[Extracted data entries]
* BEGIN *

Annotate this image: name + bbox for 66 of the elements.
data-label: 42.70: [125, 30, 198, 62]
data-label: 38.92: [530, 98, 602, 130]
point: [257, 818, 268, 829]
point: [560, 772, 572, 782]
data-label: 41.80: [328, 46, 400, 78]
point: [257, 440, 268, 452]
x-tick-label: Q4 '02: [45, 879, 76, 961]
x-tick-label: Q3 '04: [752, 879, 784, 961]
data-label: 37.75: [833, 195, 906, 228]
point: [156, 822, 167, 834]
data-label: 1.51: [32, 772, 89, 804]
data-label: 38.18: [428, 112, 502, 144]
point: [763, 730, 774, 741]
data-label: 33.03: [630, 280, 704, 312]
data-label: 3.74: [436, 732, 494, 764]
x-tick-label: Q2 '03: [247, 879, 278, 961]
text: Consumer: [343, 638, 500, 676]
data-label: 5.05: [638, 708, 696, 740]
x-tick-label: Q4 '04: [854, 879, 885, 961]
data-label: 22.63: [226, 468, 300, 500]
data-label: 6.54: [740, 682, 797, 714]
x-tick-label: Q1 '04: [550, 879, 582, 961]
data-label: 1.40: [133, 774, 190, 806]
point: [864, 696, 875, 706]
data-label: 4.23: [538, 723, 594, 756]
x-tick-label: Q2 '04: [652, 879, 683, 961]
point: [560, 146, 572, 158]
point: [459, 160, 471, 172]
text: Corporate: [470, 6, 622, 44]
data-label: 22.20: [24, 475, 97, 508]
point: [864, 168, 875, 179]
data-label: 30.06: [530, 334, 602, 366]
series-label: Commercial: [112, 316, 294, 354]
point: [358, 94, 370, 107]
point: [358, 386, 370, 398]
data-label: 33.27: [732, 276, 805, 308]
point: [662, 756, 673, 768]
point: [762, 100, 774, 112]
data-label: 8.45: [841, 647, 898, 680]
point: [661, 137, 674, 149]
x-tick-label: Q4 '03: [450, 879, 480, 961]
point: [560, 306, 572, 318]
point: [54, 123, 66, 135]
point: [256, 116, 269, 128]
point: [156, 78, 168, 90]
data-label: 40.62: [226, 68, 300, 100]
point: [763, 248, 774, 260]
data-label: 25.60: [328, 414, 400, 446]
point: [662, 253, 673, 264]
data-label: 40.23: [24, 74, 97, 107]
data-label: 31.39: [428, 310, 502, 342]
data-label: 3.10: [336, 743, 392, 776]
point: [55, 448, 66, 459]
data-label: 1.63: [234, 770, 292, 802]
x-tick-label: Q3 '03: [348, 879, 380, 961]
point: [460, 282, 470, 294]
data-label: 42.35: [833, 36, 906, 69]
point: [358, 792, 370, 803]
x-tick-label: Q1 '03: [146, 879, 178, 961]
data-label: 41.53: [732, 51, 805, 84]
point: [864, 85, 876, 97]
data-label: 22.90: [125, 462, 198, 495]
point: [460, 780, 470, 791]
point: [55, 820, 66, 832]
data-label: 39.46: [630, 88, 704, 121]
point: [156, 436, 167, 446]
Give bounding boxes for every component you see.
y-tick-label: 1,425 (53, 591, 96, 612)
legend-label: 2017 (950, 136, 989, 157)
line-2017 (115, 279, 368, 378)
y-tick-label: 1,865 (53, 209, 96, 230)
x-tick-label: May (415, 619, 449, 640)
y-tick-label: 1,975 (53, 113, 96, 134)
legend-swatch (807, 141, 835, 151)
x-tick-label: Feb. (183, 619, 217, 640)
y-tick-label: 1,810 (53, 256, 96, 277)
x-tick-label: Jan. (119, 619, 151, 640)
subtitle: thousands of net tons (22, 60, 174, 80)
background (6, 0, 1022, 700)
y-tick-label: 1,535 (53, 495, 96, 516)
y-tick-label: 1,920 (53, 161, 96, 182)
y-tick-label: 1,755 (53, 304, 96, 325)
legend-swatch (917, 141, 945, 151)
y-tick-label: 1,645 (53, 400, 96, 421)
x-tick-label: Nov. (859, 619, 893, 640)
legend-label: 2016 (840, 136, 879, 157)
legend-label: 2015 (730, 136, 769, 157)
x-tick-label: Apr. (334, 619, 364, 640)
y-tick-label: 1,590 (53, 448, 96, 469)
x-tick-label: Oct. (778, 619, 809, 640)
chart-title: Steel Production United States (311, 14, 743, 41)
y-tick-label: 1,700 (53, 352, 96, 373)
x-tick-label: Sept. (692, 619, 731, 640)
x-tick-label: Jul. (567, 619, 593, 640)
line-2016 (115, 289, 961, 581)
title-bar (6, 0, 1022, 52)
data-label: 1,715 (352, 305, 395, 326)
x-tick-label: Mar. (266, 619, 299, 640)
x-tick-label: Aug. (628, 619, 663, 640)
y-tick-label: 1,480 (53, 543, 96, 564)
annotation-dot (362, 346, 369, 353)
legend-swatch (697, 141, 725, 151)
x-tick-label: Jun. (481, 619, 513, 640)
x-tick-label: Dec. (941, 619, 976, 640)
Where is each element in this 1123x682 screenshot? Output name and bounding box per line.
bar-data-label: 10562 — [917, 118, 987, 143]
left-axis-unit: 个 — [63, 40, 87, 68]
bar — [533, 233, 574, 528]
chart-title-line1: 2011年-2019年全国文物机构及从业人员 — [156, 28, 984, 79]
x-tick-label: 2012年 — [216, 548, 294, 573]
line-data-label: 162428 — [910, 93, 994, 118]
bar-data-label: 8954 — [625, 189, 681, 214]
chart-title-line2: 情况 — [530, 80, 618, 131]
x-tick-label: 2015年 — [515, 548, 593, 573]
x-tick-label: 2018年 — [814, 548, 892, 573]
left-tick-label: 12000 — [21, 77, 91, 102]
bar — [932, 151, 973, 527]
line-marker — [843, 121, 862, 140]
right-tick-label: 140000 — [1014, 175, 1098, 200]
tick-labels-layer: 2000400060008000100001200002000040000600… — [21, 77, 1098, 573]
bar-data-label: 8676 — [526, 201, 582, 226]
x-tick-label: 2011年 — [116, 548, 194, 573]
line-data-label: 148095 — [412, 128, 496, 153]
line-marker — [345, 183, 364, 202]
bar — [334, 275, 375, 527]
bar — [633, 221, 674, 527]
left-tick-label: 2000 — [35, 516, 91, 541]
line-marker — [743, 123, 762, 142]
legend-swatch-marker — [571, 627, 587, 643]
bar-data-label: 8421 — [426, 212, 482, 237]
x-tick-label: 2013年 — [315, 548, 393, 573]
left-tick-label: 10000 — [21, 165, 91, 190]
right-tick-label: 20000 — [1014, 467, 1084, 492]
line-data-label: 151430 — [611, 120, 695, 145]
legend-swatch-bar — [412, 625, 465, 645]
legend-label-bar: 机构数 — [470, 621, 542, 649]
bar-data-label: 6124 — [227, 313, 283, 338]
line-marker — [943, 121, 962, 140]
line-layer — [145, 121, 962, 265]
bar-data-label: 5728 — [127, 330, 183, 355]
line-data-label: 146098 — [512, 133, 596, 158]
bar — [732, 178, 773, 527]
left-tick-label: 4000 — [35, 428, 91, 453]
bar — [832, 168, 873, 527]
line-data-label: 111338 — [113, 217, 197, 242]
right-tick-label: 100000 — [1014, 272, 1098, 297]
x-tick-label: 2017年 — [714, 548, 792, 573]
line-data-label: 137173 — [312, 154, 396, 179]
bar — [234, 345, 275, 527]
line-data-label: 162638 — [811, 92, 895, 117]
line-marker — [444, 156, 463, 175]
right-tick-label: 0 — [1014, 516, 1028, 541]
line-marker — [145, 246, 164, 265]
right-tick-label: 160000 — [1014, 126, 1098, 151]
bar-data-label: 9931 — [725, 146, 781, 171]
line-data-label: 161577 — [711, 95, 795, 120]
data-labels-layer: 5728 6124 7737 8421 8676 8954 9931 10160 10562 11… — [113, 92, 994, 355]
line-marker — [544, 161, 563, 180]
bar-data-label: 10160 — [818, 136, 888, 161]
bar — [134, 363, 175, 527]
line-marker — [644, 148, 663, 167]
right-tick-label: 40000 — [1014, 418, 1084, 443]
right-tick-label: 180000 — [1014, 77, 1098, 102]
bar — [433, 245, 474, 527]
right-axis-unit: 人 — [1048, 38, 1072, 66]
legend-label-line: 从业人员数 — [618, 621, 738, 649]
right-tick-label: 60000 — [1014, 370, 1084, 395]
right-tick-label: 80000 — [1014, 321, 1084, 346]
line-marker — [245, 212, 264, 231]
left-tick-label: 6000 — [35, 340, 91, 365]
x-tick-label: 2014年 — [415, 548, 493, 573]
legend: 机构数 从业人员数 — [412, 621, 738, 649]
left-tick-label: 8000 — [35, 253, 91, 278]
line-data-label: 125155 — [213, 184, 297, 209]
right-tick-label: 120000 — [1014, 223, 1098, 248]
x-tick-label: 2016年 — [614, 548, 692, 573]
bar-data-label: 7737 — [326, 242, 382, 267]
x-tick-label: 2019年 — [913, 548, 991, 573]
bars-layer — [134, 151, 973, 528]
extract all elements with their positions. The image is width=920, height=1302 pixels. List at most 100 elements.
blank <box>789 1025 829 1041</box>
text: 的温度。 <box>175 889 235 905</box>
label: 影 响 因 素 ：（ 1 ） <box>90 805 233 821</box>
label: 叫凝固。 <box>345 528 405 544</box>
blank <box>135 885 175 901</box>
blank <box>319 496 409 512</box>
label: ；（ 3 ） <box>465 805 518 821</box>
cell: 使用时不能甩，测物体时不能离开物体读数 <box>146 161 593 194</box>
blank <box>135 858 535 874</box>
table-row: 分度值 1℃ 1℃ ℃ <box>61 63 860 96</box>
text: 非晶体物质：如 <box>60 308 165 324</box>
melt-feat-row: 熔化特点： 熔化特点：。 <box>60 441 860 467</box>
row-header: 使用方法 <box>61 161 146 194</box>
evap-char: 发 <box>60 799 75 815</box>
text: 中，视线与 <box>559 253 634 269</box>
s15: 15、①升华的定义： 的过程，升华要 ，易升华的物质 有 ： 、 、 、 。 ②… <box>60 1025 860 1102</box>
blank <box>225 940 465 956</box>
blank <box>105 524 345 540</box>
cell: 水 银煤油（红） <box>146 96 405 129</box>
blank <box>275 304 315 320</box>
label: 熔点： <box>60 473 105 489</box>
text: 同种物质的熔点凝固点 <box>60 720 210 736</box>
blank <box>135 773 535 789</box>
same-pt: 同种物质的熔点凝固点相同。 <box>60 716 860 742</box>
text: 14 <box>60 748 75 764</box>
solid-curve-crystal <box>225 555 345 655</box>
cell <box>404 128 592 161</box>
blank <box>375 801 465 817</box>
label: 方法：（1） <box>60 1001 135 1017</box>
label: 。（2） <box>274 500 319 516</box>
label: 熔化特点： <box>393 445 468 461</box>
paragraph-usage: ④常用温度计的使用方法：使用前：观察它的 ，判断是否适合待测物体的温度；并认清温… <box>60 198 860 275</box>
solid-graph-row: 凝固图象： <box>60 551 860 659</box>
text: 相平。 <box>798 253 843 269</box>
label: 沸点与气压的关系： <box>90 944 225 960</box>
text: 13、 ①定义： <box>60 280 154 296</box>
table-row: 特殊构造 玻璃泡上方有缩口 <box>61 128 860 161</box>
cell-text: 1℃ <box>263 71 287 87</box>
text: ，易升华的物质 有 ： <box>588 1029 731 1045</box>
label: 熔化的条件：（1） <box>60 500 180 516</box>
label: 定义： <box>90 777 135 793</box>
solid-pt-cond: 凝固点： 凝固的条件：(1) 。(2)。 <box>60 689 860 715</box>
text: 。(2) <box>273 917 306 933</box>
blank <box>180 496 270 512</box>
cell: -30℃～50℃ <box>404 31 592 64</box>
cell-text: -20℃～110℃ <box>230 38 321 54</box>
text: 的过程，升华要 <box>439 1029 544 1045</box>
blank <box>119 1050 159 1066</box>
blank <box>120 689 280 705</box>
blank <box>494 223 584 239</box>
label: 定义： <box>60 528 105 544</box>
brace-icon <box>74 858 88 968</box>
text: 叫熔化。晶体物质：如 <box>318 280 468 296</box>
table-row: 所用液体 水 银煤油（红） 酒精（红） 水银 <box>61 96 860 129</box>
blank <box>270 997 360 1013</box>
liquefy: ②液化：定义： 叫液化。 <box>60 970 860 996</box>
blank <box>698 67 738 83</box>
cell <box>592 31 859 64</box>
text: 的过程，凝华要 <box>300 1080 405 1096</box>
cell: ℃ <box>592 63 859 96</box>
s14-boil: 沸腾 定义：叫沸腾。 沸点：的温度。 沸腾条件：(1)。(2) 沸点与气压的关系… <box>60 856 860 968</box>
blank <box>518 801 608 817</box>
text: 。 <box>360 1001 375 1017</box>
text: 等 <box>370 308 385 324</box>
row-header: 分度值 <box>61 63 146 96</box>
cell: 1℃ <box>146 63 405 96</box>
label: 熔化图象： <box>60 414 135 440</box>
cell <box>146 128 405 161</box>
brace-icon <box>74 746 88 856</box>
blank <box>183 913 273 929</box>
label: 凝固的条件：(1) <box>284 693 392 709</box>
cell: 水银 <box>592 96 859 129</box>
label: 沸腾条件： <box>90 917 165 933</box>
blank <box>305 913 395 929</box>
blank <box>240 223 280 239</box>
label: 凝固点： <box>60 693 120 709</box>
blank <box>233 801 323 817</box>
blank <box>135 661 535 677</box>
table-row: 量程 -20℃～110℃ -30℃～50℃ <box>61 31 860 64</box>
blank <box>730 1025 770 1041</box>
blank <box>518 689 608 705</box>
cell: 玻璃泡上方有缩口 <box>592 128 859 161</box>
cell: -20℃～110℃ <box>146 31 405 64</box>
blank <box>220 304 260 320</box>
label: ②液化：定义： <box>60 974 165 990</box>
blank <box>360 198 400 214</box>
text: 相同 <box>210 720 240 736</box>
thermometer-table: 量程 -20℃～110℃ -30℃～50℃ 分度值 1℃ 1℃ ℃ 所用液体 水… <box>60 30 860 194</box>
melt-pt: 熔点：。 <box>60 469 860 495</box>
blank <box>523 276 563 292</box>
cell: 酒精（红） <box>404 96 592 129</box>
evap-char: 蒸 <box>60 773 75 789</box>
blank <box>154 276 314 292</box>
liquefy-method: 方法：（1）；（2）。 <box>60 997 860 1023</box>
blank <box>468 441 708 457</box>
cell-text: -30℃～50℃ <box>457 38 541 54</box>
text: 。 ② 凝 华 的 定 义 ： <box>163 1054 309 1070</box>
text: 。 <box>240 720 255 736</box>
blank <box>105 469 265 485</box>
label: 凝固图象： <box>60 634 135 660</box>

* END *

*YOUR INSTRUCTIONS*. Reproduce the records word for word, from the first line through the line containing "point: [156, 822, 167, 834]", with both ends included.

*FINISHED ANSWER*.
Annotate this image: name + bbox for 66 of the elements.
data-label: 42.70: [125, 30, 198, 62]
data-label: 38.92: [530, 98, 602, 130]
point: [257, 818, 268, 829]
point: [560, 772, 572, 782]
data-label: 41.80: [328, 46, 400, 78]
point: [257, 440, 268, 452]
x-tick-label: Q4 '02: [45, 879, 76, 961]
x-tick-label: Q3 '04: [752, 879, 784, 961]
data-label: 37.75: [833, 195, 906, 228]
point: [156, 822, 167, 834]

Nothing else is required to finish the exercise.